→ **Objective**: Search the material below for the word "Heliocentric". Copy every line that has it.

→ **Data for this task**:
* * *
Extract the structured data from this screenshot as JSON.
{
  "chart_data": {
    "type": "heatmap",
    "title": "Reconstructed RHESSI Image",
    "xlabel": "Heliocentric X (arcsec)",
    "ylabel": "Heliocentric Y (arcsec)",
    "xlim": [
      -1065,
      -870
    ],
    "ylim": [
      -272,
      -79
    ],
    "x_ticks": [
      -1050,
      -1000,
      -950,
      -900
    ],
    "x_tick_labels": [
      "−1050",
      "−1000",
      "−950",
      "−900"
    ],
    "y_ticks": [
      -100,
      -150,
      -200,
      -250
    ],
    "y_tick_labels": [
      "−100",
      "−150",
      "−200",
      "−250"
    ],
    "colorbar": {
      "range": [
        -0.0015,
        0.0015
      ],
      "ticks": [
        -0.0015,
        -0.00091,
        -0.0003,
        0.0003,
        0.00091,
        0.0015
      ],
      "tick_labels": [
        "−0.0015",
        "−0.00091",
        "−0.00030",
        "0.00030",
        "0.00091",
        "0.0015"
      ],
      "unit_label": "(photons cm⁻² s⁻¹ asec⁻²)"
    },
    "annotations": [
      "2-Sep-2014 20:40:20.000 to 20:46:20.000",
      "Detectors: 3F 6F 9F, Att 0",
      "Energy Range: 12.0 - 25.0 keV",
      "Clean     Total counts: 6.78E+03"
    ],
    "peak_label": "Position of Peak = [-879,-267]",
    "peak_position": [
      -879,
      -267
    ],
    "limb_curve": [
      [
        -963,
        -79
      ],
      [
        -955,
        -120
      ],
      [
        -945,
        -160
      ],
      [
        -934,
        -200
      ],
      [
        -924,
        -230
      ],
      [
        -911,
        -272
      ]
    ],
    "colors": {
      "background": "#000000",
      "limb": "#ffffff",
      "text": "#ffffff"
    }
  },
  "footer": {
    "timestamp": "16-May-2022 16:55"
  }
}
* * *
→ **Task answer**:
    "xlabel": "Heliocentric X (arcsec)",
    "ylabel": "Heliocentric Y (arcsec)",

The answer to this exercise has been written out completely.